* [RECORDS FOR THE EXERCISE]:
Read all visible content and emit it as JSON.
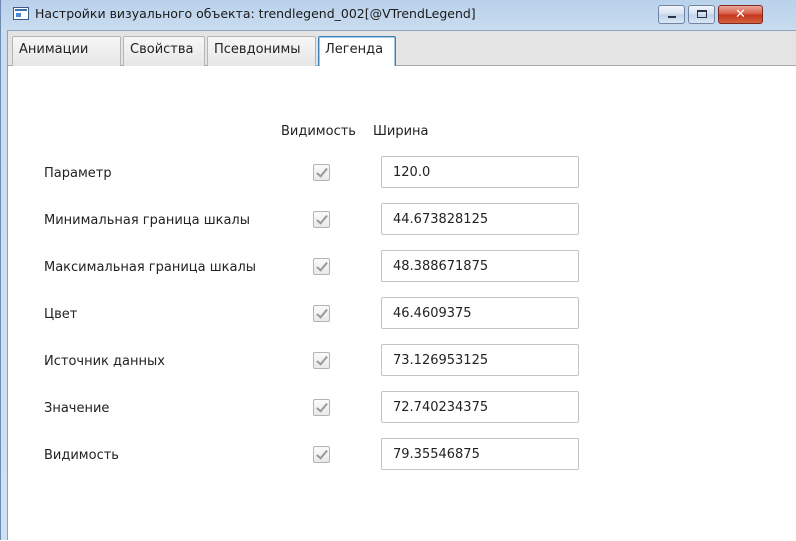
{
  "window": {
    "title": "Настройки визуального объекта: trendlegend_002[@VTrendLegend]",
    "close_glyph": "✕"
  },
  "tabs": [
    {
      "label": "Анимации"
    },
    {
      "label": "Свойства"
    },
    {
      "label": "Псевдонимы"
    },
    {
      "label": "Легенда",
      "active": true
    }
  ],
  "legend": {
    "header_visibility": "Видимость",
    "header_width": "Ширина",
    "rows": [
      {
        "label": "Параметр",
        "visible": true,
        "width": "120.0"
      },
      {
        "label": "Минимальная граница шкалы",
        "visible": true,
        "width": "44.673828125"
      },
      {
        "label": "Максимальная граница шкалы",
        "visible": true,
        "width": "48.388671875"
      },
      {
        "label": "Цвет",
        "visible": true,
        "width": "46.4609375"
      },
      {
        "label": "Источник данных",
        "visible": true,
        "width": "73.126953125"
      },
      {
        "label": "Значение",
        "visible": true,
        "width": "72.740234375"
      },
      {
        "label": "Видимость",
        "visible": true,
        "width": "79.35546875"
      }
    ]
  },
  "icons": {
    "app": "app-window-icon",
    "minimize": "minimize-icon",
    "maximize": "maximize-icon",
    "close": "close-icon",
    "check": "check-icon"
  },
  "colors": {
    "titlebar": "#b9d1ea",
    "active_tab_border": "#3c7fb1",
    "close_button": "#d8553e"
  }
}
...
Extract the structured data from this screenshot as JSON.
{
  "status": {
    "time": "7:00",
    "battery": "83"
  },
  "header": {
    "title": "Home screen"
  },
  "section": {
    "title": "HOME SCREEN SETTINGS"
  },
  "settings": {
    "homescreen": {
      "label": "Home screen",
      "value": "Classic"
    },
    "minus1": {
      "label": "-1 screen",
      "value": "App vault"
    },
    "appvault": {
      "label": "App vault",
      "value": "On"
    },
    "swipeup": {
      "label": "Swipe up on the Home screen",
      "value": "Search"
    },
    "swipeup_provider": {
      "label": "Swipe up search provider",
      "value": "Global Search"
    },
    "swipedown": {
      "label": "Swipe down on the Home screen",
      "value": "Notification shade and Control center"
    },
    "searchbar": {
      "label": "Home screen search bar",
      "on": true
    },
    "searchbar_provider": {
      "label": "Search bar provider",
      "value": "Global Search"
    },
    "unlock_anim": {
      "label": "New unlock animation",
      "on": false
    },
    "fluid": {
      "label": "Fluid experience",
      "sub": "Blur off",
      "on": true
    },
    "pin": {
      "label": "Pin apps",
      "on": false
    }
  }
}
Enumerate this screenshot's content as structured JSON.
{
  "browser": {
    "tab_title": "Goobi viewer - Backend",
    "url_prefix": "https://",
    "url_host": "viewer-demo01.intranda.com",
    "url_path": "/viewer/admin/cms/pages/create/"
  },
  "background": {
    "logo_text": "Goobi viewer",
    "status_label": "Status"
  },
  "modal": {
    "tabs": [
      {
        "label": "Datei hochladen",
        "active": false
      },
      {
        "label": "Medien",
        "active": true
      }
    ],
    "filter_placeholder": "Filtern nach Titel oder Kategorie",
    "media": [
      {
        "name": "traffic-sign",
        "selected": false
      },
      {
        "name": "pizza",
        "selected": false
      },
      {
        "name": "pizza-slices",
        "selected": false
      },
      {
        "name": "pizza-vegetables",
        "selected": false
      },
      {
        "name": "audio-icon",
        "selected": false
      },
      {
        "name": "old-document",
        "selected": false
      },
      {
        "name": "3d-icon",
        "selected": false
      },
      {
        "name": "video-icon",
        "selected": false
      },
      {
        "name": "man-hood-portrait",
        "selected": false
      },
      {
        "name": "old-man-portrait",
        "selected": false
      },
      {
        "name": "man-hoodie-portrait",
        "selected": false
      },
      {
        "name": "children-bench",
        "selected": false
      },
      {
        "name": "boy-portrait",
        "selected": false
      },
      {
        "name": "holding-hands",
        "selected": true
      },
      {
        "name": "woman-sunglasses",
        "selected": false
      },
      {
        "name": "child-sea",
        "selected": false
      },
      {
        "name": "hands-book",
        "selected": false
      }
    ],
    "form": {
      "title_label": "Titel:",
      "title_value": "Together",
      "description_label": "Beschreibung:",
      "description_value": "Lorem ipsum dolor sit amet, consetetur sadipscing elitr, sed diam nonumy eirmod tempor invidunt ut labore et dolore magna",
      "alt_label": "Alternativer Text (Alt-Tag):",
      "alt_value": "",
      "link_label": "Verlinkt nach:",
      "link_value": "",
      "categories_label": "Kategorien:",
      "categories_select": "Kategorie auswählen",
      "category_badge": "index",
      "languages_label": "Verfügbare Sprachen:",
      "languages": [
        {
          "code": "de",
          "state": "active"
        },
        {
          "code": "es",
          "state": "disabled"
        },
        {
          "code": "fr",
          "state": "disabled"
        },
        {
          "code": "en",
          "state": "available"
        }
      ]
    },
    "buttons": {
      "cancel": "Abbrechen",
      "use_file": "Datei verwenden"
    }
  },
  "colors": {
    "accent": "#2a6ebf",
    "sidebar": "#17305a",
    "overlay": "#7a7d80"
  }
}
--
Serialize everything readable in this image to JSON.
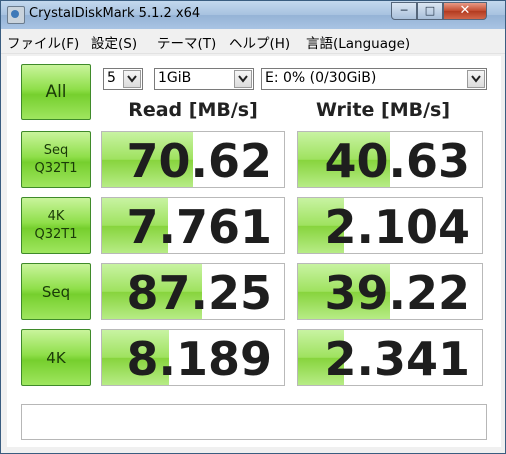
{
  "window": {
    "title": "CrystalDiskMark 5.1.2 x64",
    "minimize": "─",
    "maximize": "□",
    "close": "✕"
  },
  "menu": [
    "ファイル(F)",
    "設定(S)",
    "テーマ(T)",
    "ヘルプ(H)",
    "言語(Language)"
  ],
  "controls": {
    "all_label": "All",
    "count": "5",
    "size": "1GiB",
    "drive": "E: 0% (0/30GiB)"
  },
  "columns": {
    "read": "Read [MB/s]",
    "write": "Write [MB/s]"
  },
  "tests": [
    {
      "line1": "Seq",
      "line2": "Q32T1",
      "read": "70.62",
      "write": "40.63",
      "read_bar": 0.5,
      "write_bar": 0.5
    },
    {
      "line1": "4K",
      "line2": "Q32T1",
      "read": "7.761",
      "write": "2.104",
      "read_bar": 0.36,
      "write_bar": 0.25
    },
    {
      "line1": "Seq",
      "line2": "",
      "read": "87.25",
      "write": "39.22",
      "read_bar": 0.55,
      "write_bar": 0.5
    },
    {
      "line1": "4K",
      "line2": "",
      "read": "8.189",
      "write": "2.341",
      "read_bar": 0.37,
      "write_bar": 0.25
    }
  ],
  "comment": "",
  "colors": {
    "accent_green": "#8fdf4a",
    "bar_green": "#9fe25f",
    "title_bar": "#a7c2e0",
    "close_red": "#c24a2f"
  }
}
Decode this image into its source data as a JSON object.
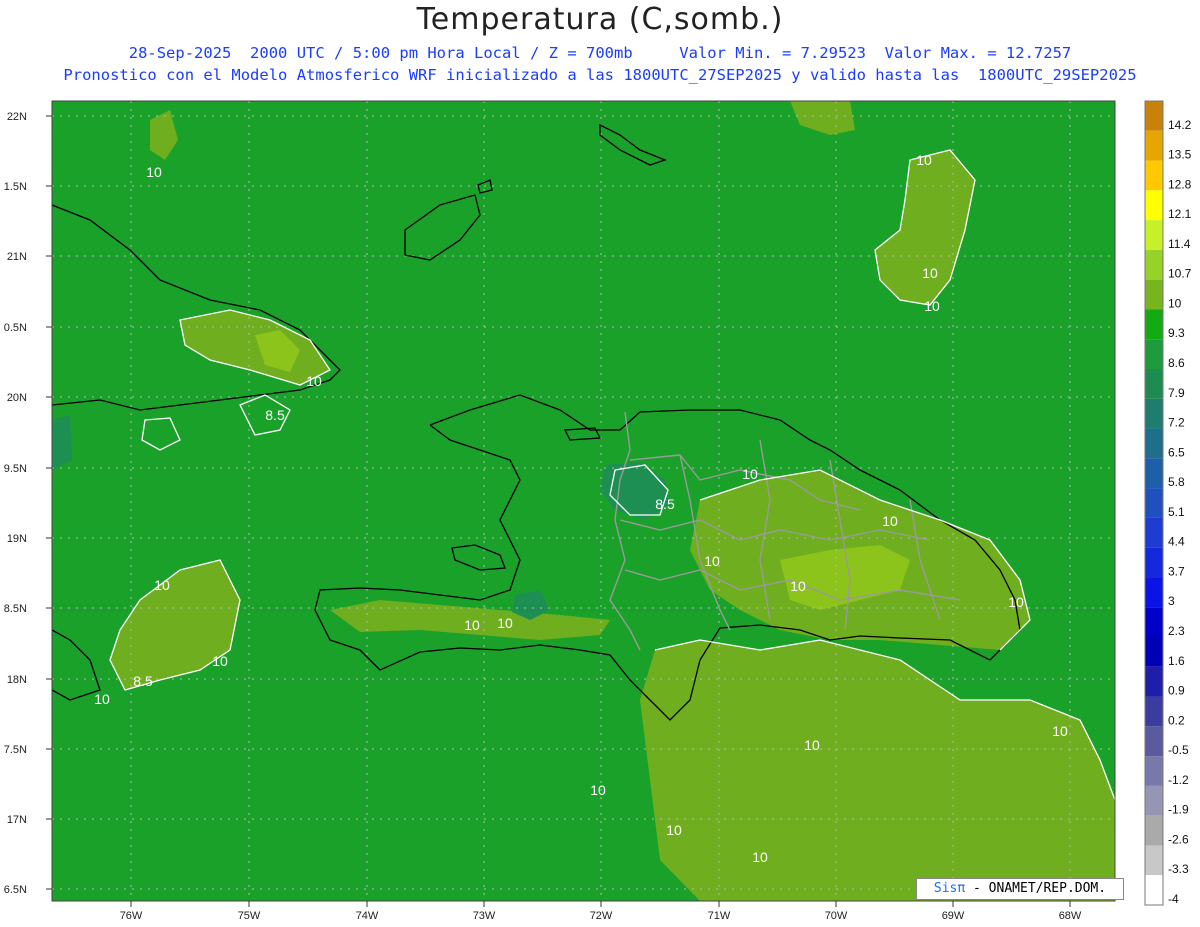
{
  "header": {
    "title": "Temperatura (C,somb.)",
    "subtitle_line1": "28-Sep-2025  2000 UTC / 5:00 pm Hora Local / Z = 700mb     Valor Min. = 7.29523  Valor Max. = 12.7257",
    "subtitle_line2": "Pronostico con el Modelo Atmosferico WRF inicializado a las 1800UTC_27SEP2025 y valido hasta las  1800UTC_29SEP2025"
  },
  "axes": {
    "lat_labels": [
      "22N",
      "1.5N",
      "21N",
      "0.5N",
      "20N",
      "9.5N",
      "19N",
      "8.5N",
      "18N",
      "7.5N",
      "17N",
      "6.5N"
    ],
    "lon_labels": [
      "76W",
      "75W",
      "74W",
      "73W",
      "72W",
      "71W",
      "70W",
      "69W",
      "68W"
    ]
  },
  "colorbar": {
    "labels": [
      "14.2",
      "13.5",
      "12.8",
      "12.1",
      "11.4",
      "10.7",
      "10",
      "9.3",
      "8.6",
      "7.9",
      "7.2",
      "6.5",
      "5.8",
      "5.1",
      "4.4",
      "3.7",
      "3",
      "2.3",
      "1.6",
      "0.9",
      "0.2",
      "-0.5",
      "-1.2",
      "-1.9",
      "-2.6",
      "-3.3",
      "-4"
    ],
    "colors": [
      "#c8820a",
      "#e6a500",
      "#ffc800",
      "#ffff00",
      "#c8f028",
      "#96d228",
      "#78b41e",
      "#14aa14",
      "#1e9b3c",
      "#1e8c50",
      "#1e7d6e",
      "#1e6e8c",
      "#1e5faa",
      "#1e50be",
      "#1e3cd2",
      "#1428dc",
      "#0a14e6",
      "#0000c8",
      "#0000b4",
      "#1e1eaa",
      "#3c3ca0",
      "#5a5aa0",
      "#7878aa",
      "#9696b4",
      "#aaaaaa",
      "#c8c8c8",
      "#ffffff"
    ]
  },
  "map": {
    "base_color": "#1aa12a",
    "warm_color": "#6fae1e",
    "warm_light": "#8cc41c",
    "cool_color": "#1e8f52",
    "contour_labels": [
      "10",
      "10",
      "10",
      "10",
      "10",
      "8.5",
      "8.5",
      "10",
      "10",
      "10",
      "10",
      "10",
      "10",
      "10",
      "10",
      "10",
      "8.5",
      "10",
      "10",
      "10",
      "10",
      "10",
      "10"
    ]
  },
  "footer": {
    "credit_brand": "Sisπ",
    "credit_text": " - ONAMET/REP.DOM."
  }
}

* [SHORT PROBLEM]:
Copy each line of the records above that carries the word "pizza".

* [FULL OUTPUT]:
        "name": "pizza",
        "name": "pizza-slices",
        "name": "pizza-vegetables",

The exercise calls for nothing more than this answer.